## begin Records for processing

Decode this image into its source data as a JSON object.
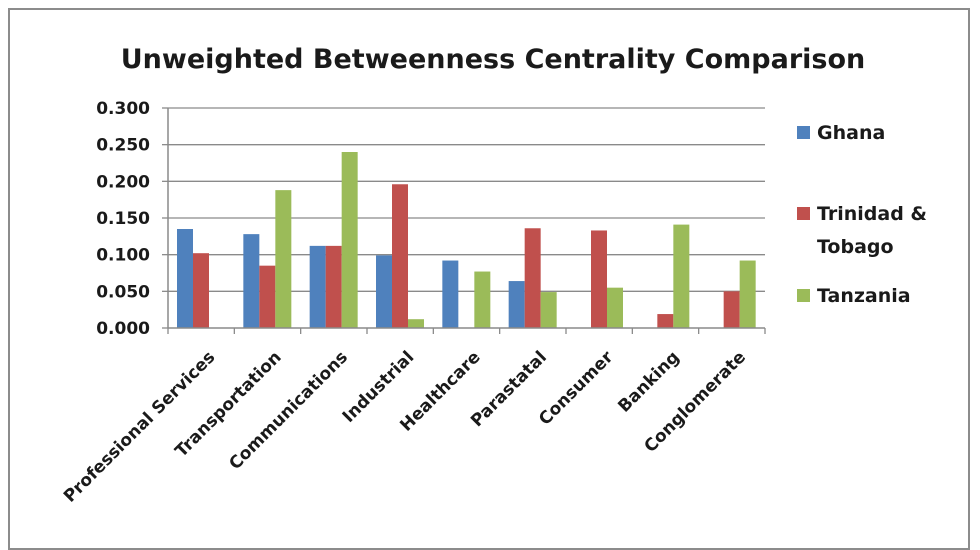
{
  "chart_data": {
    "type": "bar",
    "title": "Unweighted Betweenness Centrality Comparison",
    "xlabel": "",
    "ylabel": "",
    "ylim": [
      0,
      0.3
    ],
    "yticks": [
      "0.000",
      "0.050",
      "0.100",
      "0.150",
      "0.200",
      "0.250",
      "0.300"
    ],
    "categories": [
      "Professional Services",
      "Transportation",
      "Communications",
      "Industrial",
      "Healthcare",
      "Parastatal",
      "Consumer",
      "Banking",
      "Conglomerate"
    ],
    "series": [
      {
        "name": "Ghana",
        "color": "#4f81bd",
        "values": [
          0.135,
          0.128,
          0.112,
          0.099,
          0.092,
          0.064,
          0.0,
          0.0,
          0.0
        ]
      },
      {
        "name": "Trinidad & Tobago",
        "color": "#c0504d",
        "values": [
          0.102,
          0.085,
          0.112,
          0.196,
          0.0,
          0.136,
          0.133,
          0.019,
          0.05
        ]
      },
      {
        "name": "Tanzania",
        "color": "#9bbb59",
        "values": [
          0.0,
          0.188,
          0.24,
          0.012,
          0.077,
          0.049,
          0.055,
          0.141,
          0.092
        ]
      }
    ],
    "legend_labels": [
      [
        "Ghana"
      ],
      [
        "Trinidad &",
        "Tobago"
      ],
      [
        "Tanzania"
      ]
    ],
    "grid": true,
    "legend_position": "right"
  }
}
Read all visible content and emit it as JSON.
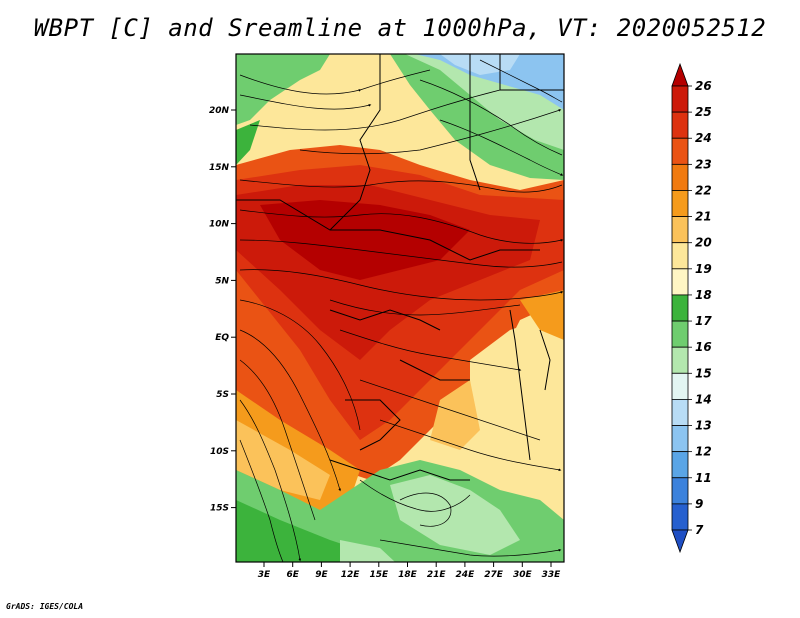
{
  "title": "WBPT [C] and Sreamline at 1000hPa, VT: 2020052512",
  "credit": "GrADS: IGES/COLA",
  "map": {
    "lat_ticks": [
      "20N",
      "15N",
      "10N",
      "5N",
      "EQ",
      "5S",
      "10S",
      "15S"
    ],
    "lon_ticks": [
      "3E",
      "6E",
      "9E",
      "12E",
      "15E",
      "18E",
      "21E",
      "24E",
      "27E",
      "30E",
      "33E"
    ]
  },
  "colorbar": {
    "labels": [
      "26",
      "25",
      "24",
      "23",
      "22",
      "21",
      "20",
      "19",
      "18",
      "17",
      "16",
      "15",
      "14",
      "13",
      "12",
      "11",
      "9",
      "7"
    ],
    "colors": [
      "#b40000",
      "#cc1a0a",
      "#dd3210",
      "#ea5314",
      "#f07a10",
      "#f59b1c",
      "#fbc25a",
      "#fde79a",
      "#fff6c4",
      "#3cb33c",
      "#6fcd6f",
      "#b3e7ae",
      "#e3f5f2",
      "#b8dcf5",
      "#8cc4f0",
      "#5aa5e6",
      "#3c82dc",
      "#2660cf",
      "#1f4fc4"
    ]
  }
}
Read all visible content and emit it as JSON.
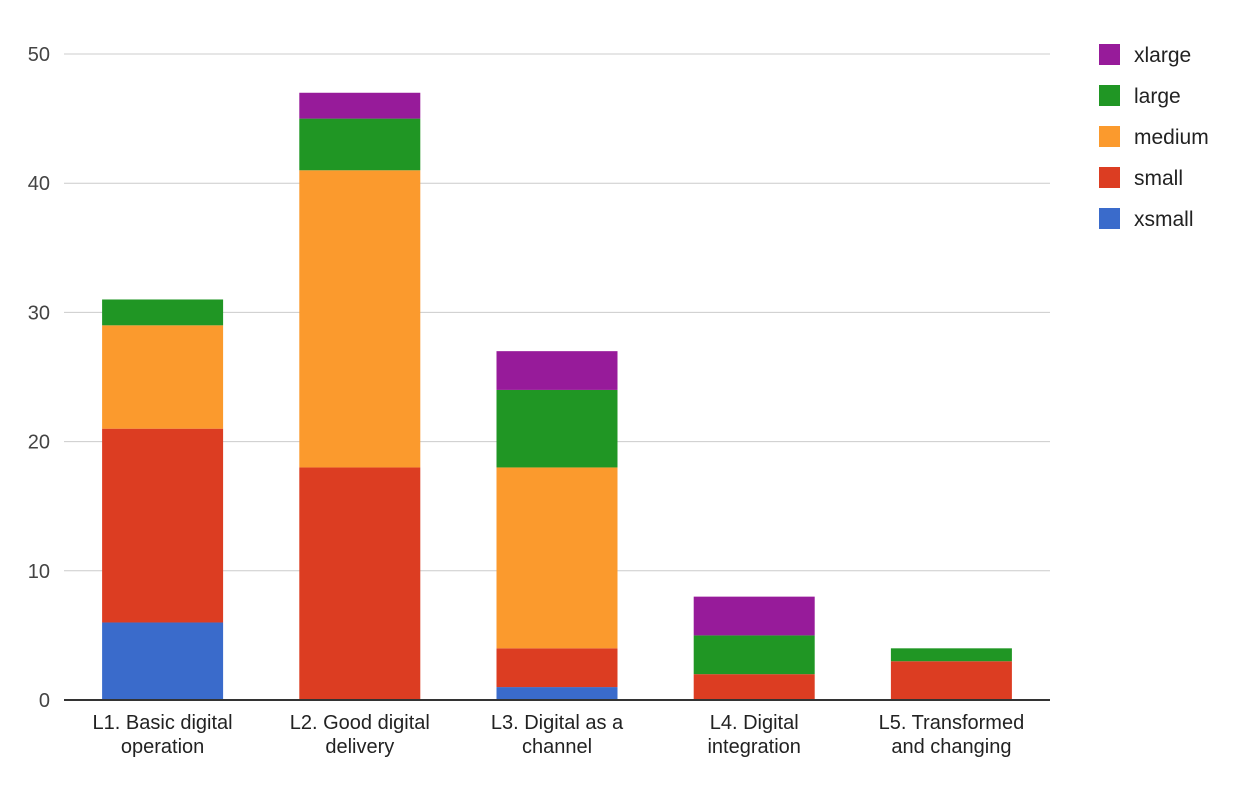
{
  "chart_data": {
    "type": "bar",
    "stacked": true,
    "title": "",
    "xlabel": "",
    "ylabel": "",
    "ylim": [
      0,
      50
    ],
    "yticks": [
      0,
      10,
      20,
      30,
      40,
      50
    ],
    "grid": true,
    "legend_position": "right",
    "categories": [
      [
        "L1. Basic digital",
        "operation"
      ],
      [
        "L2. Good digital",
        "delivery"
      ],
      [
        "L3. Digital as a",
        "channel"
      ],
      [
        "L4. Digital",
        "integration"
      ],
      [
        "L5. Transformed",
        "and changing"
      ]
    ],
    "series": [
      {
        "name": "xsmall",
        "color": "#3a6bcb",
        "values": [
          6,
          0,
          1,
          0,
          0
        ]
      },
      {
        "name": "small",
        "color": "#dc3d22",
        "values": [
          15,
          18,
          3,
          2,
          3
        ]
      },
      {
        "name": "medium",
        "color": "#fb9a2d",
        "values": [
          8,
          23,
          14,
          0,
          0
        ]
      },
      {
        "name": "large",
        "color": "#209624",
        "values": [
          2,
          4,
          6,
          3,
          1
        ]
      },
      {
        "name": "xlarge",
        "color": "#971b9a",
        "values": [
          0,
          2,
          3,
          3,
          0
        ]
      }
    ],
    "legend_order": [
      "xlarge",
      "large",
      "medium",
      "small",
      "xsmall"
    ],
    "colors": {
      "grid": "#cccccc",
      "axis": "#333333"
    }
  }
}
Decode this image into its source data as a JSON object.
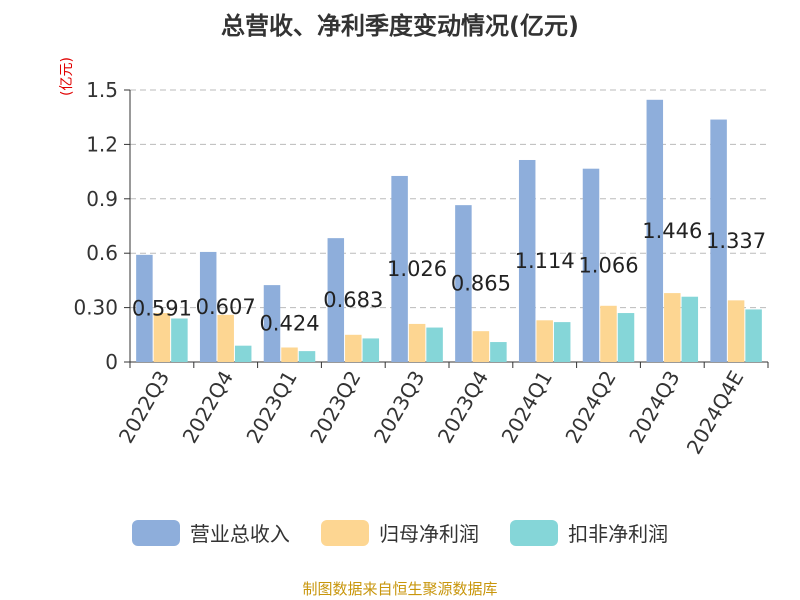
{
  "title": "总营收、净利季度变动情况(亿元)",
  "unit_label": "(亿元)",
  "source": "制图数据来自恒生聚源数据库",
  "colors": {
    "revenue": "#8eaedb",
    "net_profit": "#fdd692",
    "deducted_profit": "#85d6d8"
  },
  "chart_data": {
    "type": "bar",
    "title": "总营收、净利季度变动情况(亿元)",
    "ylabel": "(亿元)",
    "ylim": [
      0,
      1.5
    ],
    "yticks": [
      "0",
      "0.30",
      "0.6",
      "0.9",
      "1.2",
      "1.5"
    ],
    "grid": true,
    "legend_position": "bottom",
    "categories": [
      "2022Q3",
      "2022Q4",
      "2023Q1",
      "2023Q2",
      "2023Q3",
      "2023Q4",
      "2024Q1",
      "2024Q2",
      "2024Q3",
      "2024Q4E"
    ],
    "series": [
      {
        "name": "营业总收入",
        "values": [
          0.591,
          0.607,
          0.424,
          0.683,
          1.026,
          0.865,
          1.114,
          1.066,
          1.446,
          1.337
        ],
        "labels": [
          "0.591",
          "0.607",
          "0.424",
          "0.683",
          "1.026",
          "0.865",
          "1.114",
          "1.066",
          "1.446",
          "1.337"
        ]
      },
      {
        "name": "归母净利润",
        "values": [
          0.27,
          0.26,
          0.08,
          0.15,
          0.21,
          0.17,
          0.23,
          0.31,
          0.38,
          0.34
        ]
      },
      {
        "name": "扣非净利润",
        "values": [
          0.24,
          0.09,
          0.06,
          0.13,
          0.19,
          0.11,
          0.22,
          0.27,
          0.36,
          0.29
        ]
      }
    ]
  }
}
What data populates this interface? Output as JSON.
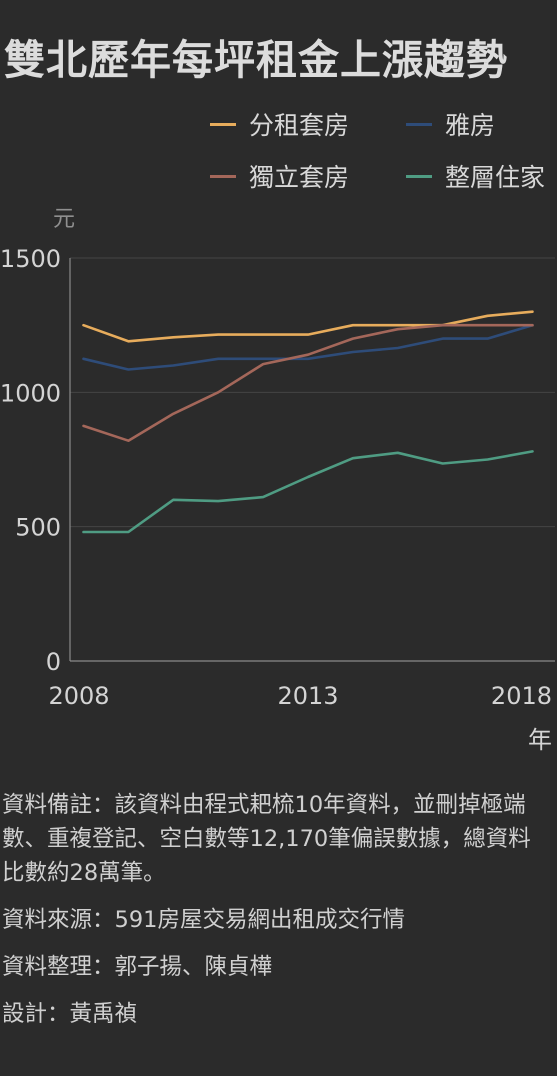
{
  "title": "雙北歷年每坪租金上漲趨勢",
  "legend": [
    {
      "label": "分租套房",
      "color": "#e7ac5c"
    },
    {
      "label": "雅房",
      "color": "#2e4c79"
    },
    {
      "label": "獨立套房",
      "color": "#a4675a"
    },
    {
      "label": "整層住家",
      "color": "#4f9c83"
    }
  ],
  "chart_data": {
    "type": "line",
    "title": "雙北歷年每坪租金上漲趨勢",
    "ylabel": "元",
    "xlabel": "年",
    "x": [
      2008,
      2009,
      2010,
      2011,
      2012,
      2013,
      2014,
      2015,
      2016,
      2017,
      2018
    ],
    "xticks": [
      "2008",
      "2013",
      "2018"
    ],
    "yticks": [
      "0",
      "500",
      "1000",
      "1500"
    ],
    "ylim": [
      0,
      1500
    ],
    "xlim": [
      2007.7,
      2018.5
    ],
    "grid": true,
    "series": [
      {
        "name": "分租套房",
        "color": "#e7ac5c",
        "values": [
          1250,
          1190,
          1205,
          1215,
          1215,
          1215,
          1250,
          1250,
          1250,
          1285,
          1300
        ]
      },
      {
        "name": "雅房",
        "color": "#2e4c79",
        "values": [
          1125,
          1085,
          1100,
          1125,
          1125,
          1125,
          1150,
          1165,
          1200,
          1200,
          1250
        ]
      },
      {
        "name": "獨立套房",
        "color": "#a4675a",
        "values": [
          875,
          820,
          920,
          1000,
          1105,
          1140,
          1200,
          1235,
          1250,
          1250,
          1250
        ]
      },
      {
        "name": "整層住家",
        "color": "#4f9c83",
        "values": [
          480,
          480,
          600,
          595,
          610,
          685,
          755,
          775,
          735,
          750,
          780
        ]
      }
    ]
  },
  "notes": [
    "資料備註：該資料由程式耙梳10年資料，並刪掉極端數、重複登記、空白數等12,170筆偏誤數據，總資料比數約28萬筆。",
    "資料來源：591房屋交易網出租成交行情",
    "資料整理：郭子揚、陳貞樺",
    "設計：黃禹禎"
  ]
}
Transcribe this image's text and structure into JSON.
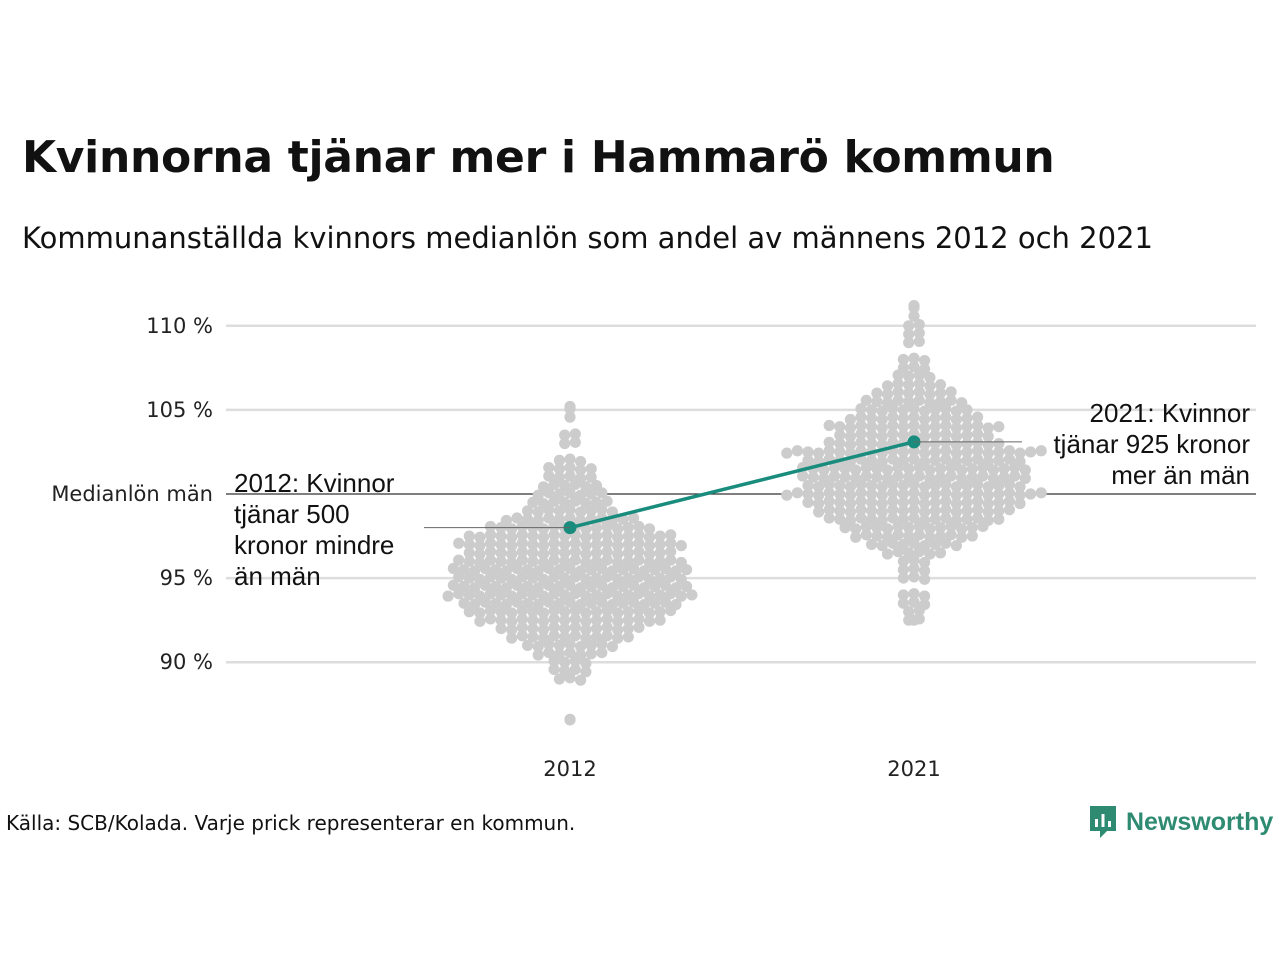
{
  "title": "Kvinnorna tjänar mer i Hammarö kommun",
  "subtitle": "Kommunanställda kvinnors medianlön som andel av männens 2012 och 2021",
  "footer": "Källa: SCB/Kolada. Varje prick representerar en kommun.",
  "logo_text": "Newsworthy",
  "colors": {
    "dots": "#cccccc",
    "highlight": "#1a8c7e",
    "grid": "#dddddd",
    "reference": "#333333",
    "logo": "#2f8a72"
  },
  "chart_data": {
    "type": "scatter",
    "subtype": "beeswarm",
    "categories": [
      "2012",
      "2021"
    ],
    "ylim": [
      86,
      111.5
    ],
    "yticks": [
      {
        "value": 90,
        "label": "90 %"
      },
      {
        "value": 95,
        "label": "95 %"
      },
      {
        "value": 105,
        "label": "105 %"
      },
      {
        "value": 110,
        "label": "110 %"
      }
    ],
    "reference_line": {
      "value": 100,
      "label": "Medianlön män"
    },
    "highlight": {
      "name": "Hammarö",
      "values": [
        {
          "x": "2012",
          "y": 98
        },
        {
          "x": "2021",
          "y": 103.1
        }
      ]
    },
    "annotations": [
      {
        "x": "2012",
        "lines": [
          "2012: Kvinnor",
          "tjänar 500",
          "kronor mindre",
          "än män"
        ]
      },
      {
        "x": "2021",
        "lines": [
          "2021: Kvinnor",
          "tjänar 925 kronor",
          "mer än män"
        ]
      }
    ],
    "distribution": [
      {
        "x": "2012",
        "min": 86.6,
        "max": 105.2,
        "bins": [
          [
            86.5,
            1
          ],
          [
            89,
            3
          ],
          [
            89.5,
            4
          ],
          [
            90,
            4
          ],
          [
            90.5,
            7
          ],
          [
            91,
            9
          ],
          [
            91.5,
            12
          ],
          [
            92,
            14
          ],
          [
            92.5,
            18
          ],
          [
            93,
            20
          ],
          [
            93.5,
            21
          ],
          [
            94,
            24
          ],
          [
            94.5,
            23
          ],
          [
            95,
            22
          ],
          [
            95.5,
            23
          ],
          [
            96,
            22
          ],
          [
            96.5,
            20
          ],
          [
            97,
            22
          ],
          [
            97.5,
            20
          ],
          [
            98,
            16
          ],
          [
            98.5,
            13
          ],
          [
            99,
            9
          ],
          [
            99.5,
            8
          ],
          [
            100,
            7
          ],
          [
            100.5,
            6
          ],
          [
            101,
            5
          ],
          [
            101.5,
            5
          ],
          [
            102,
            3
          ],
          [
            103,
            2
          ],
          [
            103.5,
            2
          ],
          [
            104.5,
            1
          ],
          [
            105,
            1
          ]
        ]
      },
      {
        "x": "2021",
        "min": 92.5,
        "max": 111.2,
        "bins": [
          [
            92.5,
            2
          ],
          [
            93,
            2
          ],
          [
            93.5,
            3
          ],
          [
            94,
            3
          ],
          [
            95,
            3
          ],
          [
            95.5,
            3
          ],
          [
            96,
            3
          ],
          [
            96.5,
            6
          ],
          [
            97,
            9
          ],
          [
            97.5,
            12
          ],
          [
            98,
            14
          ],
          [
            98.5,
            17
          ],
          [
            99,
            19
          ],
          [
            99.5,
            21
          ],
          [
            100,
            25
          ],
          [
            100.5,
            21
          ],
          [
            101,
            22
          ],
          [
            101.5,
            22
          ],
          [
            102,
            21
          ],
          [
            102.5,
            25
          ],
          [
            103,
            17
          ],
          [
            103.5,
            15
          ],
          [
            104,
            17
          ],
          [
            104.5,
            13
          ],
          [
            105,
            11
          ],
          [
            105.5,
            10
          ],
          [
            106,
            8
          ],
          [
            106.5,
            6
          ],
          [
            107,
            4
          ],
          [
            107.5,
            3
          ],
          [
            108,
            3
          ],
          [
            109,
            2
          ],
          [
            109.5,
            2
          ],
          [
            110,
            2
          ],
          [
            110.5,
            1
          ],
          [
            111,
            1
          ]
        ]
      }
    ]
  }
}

## end Records for processing

▶ Do this
Find the word "净利季度变动情况" in the data and show each line that holds it.

▶ Answer
  "title": "总营收、净利季度变动情况(亿元)",
    "title": "总营收、净利季度变动情况(亿元)",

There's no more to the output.